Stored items
==================================================
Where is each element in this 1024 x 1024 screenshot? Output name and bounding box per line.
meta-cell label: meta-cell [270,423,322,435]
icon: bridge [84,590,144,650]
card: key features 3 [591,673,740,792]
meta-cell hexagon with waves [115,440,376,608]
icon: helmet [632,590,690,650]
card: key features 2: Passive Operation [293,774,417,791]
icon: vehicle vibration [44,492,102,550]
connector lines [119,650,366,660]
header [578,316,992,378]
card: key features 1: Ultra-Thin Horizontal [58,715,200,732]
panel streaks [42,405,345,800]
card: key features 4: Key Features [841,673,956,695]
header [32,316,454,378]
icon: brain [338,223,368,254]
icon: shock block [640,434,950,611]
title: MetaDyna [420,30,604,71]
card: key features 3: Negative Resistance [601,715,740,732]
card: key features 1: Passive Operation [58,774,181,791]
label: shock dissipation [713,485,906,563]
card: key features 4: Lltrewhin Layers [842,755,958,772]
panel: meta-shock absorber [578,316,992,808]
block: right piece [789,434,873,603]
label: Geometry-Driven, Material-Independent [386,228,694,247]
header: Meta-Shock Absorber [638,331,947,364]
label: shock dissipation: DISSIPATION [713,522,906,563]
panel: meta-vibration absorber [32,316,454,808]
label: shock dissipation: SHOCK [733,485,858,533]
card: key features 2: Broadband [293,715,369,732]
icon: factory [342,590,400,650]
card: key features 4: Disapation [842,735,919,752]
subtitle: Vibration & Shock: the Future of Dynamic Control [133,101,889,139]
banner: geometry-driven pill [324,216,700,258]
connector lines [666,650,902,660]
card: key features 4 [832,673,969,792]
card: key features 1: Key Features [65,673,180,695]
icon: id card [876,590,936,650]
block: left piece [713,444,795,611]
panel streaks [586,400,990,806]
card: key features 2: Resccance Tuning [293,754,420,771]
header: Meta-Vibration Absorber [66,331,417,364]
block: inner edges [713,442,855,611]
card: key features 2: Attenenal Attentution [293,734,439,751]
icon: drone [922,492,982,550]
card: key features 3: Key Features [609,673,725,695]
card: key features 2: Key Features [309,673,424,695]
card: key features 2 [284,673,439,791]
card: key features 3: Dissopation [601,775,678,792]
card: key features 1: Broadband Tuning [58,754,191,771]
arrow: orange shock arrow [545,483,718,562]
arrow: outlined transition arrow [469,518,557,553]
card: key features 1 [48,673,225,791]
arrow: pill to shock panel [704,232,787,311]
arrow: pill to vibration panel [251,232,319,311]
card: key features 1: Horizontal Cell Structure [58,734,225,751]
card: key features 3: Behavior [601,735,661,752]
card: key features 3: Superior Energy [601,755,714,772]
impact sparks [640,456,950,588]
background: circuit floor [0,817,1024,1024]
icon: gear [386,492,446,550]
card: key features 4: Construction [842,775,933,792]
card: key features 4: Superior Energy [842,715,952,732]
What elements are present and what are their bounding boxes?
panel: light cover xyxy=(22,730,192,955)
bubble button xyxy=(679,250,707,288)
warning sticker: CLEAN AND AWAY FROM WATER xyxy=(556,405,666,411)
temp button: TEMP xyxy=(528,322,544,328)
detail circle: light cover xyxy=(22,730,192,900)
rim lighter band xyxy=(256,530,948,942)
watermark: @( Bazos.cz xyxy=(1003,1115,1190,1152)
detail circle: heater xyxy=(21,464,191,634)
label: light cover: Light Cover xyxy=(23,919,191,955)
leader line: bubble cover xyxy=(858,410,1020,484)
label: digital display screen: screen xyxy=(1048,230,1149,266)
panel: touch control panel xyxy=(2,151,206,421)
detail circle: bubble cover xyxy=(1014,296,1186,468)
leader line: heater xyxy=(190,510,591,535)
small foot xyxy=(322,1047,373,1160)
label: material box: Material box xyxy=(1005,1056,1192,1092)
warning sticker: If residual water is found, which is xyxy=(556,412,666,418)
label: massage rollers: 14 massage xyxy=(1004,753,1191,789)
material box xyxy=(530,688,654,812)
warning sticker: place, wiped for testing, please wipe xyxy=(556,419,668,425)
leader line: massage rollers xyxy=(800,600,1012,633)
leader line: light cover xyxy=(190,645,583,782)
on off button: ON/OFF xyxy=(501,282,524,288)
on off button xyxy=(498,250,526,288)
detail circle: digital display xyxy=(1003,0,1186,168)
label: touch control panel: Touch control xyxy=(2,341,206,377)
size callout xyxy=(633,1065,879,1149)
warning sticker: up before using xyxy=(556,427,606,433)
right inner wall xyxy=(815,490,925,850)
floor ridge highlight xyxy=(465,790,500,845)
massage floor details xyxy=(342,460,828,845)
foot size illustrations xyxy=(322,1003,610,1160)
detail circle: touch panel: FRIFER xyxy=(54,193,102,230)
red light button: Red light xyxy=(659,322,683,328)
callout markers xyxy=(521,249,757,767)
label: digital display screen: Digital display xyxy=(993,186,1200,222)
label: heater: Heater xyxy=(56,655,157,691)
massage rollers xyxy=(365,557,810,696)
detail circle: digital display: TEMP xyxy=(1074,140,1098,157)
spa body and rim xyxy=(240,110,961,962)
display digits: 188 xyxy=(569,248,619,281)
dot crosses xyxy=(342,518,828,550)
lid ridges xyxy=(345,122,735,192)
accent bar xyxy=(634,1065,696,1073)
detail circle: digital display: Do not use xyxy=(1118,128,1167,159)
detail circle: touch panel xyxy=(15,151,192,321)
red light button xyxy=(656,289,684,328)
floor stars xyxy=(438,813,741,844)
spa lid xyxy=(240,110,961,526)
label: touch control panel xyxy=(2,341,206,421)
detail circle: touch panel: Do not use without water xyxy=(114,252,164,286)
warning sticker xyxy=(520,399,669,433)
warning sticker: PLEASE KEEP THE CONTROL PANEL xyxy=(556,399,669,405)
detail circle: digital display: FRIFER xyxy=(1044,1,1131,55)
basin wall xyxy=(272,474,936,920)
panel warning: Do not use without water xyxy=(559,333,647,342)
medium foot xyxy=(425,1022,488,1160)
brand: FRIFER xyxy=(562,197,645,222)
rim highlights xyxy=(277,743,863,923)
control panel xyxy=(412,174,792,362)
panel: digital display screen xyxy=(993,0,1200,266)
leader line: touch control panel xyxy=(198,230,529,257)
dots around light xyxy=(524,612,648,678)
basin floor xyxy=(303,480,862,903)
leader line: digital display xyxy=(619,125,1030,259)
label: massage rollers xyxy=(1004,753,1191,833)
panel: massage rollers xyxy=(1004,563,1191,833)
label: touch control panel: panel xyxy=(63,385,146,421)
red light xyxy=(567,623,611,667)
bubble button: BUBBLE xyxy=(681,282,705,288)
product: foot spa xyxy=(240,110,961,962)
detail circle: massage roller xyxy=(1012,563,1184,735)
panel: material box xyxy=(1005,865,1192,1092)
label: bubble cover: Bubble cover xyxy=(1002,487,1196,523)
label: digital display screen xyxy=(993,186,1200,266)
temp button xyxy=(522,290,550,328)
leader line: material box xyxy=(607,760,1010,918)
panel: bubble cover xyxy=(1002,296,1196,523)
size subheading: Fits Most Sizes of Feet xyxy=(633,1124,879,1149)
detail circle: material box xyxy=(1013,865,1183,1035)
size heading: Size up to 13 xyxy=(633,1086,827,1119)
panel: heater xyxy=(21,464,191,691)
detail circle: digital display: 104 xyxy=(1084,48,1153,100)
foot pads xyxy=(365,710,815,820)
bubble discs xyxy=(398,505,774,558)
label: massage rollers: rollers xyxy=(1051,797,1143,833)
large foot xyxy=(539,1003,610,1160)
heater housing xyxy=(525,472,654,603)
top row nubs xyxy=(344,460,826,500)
==================================================
Write out every one of the lines above again, word for word.

#### Result of this task
Where is each element in this 1024 x 1024 screenshot? Output name and bounding box per line.
meta-cell label: meta-cell [270,423,322,435]
icon: bridge [84,590,144,650]
card: key features 3 [591,673,740,792]
meta-cell hexagon with waves [115,440,376,608]
icon: helmet [632,590,690,650]
card: key features 2: Passive Operation [293,774,417,791]
icon: vehicle vibration [44,492,102,550]
connector lines [119,650,366,660]
header [578,316,992,378]
card: key features 1: Ultra-Thin Horizontal [58,715,200,732]
panel streaks [42,405,345,800]
card: key features 4: Key Features [841,673,956,695]
header [32,316,454,378]
icon: brain [338,223,368,254]
icon: shock block [640,434,950,611]
title: MetaDyna [420,30,604,71]
card: key features 3: Negative Resistance [601,715,740,732]
card: key features 1: Passive Operation [58,774,181,791]
label: shock dissipation [713,485,906,563]
card: key features 4: Lltrewhin Layers [842,755,958,772]
panel: meta-shock absorber [578,316,992,808]
block: right piece [789,434,873,603]
label: Geometry-Driven, Material-Independent [386,228,694,247]
header: Meta-Shock Absorber [638,331,947,364]
label: shock dissipation: DISSIPATION [713,522,906,563]
panel: meta-vibration absorber [32,316,454,808]
label: shock dissipation: SHOCK [733,485,858,533]
card: key features 2: Broadband [293,715,369,732]
icon: factory [342,590,400,650]
card: key features 4: Disapation [842,735,919,752]
subtitle: Vibration & Shock: the Future of Dynamic Control [133,101,889,139]
banner: geometry-driven pill [324,216,700,258]
connector lines [666,650,902,660]
card: key features 4 [832,673,969,792]
card: key features 1: Key Features [65,673,180,695]
icon: id card [876,590,936,650]
block: left piece [713,444,795,611]
panel streaks [586,400,990,806]
card: key features 2: Resccance Tuning [293,754,420,771]
header: Meta-Vibration Absorber [66,331,417,364]
block: inner edges [713,442,855,611]
card: key features 2: Attenenal Attentution [293,734,439,751]
icon: drone [922,492,982,550]
card: key features 3: Key Features [609,673,725,695]
card: key features 2: Key Features [309,673,424,695]
card: key features 2 [284,673,439,791]
card: key features 3: Dissopation [601,775,678,792]
card: key features 1: Broadband Tuning [58,754,191,771]
arrow: orange shock arrow [545,483,718,562]
arrow: outlined transition arrow [469,518,557,553]
card: key features 1 [48,673,225,791]
arrow: pill to shock panel [704,232,787,311]
arrow: pill to vibration panel [251,232,319,311]
card: key features 1: Horizontal Cell Structure [58,734,225,751]
card: key features 3: Behavior [601,735,661,752]
card: key features 3: Superior Energy [601,755,714,772]
impact sparks [640,456,950,588]
background: circuit floor [0,817,1024,1024]
icon: gear [386,492,446,550]
card: key features 4: Construction [842,775,933,792]
card: key features 4: Superior Energy [842,715,952,732]
What elements are present and what are their bounding boxes?
panel: light cover xyxy=(22,730,192,955)
bubble button xyxy=(679,250,707,288)
warning sticker: CLEAN AND AWAY FROM WATER xyxy=(556,405,666,411)
temp button: TEMP xyxy=(528,322,544,328)
detail circle: light cover xyxy=(22,730,192,900)
rim lighter band xyxy=(256,530,948,942)
watermark: @( Bazos.cz xyxy=(1003,1115,1190,1152)
detail circle: heater xyxy=(21,464,191,634)
label: light cover: Light Cover xyxy=(23,919,191,955)
leader line: bubble cover xyxy=(858,410,1020,484)
label: digital display screen: screen xyxy=(1048,230,1149,266)
panel: touch control panel xyxy=(2,151,206,421)
detail circle: bubble cover xyxy=(1014,296,1186,468)
leader line: heater xyxy=(190,510,591,535)
small foot xyxy=(322,1047,373,1160)
label: material box: Material box xyxy=(1005,1056,1192,1092)
warning sticker: If residual water is found, which is xyxy=(556,412,666,418)
label: massage rollers: 14 massage xyxy=(1004,753,1191,789)
material box xyxy=(530,688,654,812)
warning sticker: place, wiped for testing, please wipe xyxy=(556,419,668,425)
leader line: massage rollers xyxy=(800,600,1012,633)
leader line: light cover xyxy=(190,645,583,782)
on off button: ON/OFF xyxy=(501,282,524,288)
on off button xyxy=(498,250,526,288)
detail circle: digital display xyxy=(1003,0,1186,168)
label: touch control panel: Touch control xyxy=(2,341,206,377)
size callout xyxy=(633,1065,879,1149)
warning sticker: up before using xyxy=(556,427,606,433)
right inner wall xyxy=(815,490,925,850)
floor ridge highlight xyxy=(465,790,500,845)
massage floor details xyxy=(342,460,828,845)
foot size illustrations xyxy=(322,1003,610,1160)
detail circle: touch panel: FRIFER xyxy=(54,193,102,230)
red light button: Red light xyxy=(659,322,683,328)
callout markers xyxy=(521,249,757,767)
label: digital display screen: Digital display xyxy=(993,186,1200,222)
label: heater: Heater xyxy=(56,655,157,691)
massage rollers xyxy=(365,557,810,696)
detail circle: digital display: TEMP xyxy=(1074,140,1098,157)
spa body and rim xyxy=(240,110,961,962)
display digits: 188 xyxy=(569,248,619,281)
dot crosses xyxy=(342,518,828,550)
lid ridges xyxy=(345,122,735,192)
accent bar xyxy=(634,1065,696,1073)
detail circle: digital display: Do not use xyxy=(1118,128,1167,159)
detail circle: touch panel xyxy=(15,151,192,321)
red light button xyxy=(656,289,684,328)
floor stars xyxy=(438,813,741,844)
spa lid xyxy=(240,110,961,526)
label: touch control panel xyxy=(2,341,206,421)
detail circle: touch panel: Do not use without water xyxy=(114,252,164,286)
warning sticker xyxy=(520,399,669,433)
warning sticker: PLEASE KEEP THE CONTROL PANEL xyxy=(556,399,669,405)
detail circle: digital display: FRIFER xyxy=(1044,1,1131,55)
basin wall xyxy=(272,474,936,920)
panel warning: Do not use without water xyxy=(559,333,647,342)
medium foot xyxy=(425,1022,488,1160)
brand: FRIFER xyxy=(562,197,645,222)
rim highlights xyxy=(277,743,863,923)
control panel xyxy=(412,174,792,362)
panel: digital display screen xyxy=(993,0,1200,266)
leader line: touch control panel xyxy=(198,230,529,257)
dots around light xyxy=(524,612,648,678)
basin floor xyxy=(303,480,862,903)
leader line: digital display xyxy=(619,125,1030,259)
label: massage rollers xyxy=(1004,753,1191,833)
panel: massage rollers xyxy=(1004,563,1191,833)
label: touch control panel: panel xyxy=(63,385,146,421)
red light xyxy=(567,623,611,667)
bubble button: BUBBLE xyxy=(681,282,705,288)
product: foot spa xyxy=(240,110,961,962)
detail circle: massage roller xyxy=(1012,563,1184,735)
panel: material box xyxy=(1005,865,1192,1092)
label: bubble cover: Bubble cover xyxy=(1002,487,1196,523)
label: digital display screen xyxy=(993,186,1200,266)
temp button xyxy=(522,290,550,328)
leader line: material box xyxy=(607,760,1010,918)
panel: bubble cover xyxy=(1002,296,1196,523)
size subheading: Fits Most Sizes of Feet xyxy=(633,1124,879,1149)
detail circle: material box xyxy=(1013,865,1183,1035)
size heading: Size up to 13 xyxy=(633,1086,827,1119)
panel: heater xyxy=(21,464,191,691)
detail circle: digital display: 104 xyxy=(1084,48,1153,100)
foot pads xyxy=(365,710,815,820)
bubble discs xyxy=(398,505,774,558)
label: massage rollers: rollers xyxy=(1051,797,1143,833)
large foot xyxy=(539,1003,610,1160)
heater housing xyxy=(525,472,654,603)
top row nubs xyxy=(344,460,826,500)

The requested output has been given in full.